Actually it is neither, it's implementation defined if a variable of type char can hold negative values. So if you are looking for a portable way to store negative values in a narrow character type explicitly declare it as signed char.
§ 3.9.1 - Fundamental Types - [basic.fundamental]
1 Objects declared as characters (char) shall be large enough to store any member of the implementation's basic character set. If a character from this set is stored in a character object, the integral value of that character object is equal to the value of the single character literal form of that character. It is implementation-defined whether a char object can hold negative values.
I'd like to use the smallest signed integer type available, which one is it?
c++11 introduced several fixed with integer types, but a common misunderstanding is that these types are guaranteed to be available, something which isn't true.
§ 18.4.1 - Header <cstdint> synopsis - [cstdint.syn]
typedefsigned integer typeint8_t; // optional
To preserve space in this post most of the section has been left out, but the optional rationale applies to all {,u}int{8,16,32,64}_t types. An implementation is not required to implement them.
The standard mandates that int_least8_t is available, but as the name implies this type is only guaranteed to have a width equal or larger than 8 bits.
However, the standard guarantees that even though signed char, char, and unsigned char are three distinct types[1] they must occupy the same amount of storage and have the same alignment requirements.
After inspecting the standard further we will also find that sizeof(char) is guaranteed to be 1[2] , which means that this type is guaranteed to occupy the smallest amount of space that a C++ variable can occupy under the given implementation.
Conclusion
Remember that unsigned char and signed char must occupy the same amount of storage as a char?

### DATASET:
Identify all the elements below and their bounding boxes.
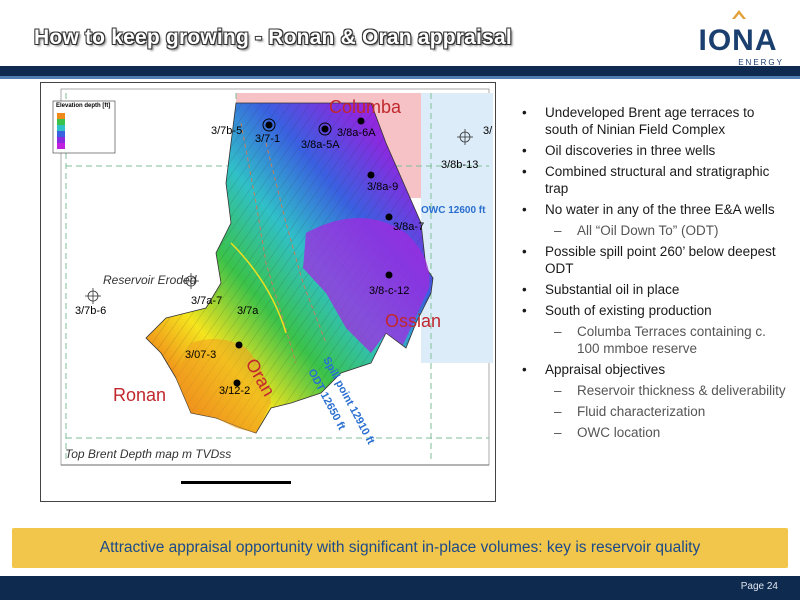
- sub-bullet-item: OWC location: [520, 424, 790, 441]
- legend-title: Elevation depth [ft]: [56, 103, 111, 109]
- depth-map: Columba Ossian Ronan Oran 3/7b-5 3/7-1 3…: [40, 82, 496, 502]
- footer-bar: [0, 576, 800, 600]
- scale-bar: [181, 481, 291, 484]
- bullet-item: Oil discoveries in three wells: [520, 142, 790, 159]
- well-label: 3/12-2: [219, 385, 251, 397]
- well-label: 3/8a-6A: [337, 127, 376, 139]
- logo-wordmark: IONA: [698, 24, 778, 57]
- summary-banner: Attractive appraisal opportunity with si…: [12, 528, 788, 568]
- field-label-ronan: Ronan: [113, 385, 167, 405]
- reservoir-eroded-label: Reservoir Eroded: [103, 273, 197, 287]
- page-number: Page 24: [740, 581, 778, 592]
- bullet-item: Appraisal objectives: [520, 361, 790, 378]
- sub-bullet-item: Columba Terraces containing c. 100 mmboe…: [520, 323, 790, 357]
- well-label: 3/8-c-12: [369, 285, 410, 297]
- well-label: 3/7a: [237, 305, 259, 317]
- well-label: 3/7a-7: [191, 295, 223, 307]
- sub-bullet-item: All “Oil Down To” (ODT): [520, 222, 790, 239]
- well-label: 3/8a-5A: [301, 139, 340, 151]
- bullet-list: Undeveloped Brent age terraces to south …: [520, 104, 790, 445]
- well-label: 3/07-3: [185, 349, 217, 361]
- slide-title: How to keep growing - Ronan & Oran appra…: [34, 26, 512, 49]
- header-bar: [0, 66, 800, 76]
- bullet-item: South of existing production: [520, 302, 790, 319]
- map-caption: Top Brent Depth map m TVDss: [65, 447, 232, 461]
- well-label: 3/7b-5: [211, 125, 243, 137]
- bullet-item: Possible spill point 260’ below deepest …: [520, 243, 790, 277]
- well-label: 3/8a-7: [393, 221, 425, 233]
- well-label: 3/7-1: [255, 133, 281, 145]
- summary-banner-text: Attractive appraisal opportunity with si…: [99, 539, 701, 556]
- well-label: 3/7b-6: [75, 305, 107, 317]
- sub-bullet-item: Reservoir thickness & deliverability: [520, 382, 790, 399]
- bullet-item: Undeveloped Brent age terraces to south …: [520, 104, 790, 138]
- depth-map-graphic: [52, 88, 493, 484]
- field-label-columba: Columba: [329, 97, 402, 117]
- logo-chevron-icon: [732, 10, 746, 19]
- bullet-item: Substantial oil in place: [520, 281, 790, 298]
- sub-bullet-item: Fluid characterization: [520, 403, 790, 420]
- bullet-item: Combined structural and stratigraphic tr…: [520, 163, 790, 197]
- well-label: 3/8b-13: [441, 159, 479, 171]
- owc-label: OWC 12600 ft: [421, 205, 486, 216]
- well-label: 3/: [483, 125, 493, 137]
- header-accent-line: [0, 76, 800, 79]
- field-label-ossian: Ossian: [385, 311, 442, 331]
- well-label: 3/8a-9: [367, 181, 399, 193]
- iona-logo: IONA ENERGY: [692, 10, 784, 67]
- bullet-item: No water in any of the three E&A wells: [520, 201, 790, 218]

### WRITTEN TASK 1:
Copy word for word the part of the text on C++ character types that opens with the words containing "The standard mandates" and closes with "the given implementation.".
### WRITTEN TASK 2:
Recast the part of the listing that opens with the line containing "- sub-bullet-item: OWC" and closes with the line containing "- slide-title: How" as a numbered list, including both of those lines and leaving out blank lines.

### TASK RESULT 1:
The standard mandates that int_least8_t is available, but as the name implies this type is only guaranteed to have a width equal or larger than 8 bits.
However, the standard guarantees that even though signed char, char, and unsigned char are three distinct types[1] they must occupy the same amount of storage and have the same alignment requirements.
After inspecting the standard further we will also find that sizeof(char) is guaranteed to be 1[2] , which means that this type is guaranteed to occupy the smallest amount of space that a C++ variable can occupy under the given implementation.

### TASK RESULT 2:
1. - sub-bullet-item: OWC location: [520, 424, 790, 441]
2. - legend-title: Elevation depth [ft]: [56, 103, 111, 109]
3. - depth-map: Columba Ossian Ronan Oran 3/7b-5 3/7-1 3…: [40, 82, 496, 502]
4. - footer-bar: [0, 576, 800, 600]
5. - scale-bar: [181, 481, 291, 484]
6. - bullet-item: Oil discoveries in three wells: [520, 142, 790, 159]
7. - well-label: 3/12-2: [219, 385, 251, 397]
8. - well-label: 3/8a-6A: [337, 127, 376, 139]
9. - logo-wordmark: IONA: [698, 24, 778, 57]
10. - summary-banner: Attractive appraisal opportunity with si…: [12, 528, 788, 568]
11. - field-label-ronan: Ronan: [113, 385, 167, 405]
12. - reservoir-eroded-label: Reservoir Eroded: [103, 273, 197, 287]
13. - page-number: Page 24: [740, 581, 778, 592]
14. - bullet-item: Appraisal objectives: [520, 361, 790, 378]
15. - sub-bullet-item: Columba Terraces containing c. 100 mmboe…: [520, 323, 790, 357]
16. - well-label: 3/8-c-12: [369, 285, 410, 297]
17. - well-label: 3/7a: [237, 305, 259, 317]
18. - well-label: 3/7a-7: [191, 295, 223, 307]
19. - sub-bullet-item: All “Oil Down To” (ODT): [520, 222, 790, 239]
20. - well-label: 3/8a-5A: [301, 139, 340, 151]
21. - bullet-list: Undeveloped Brent age terraces to south …: [520, 104, 790, 445]
22. - well-label: 3/07-3: [185, 349, 217, 361]
23. - slide-title: How to keep growing - Ronan & Oran appra…: [34, 26, 512, 49]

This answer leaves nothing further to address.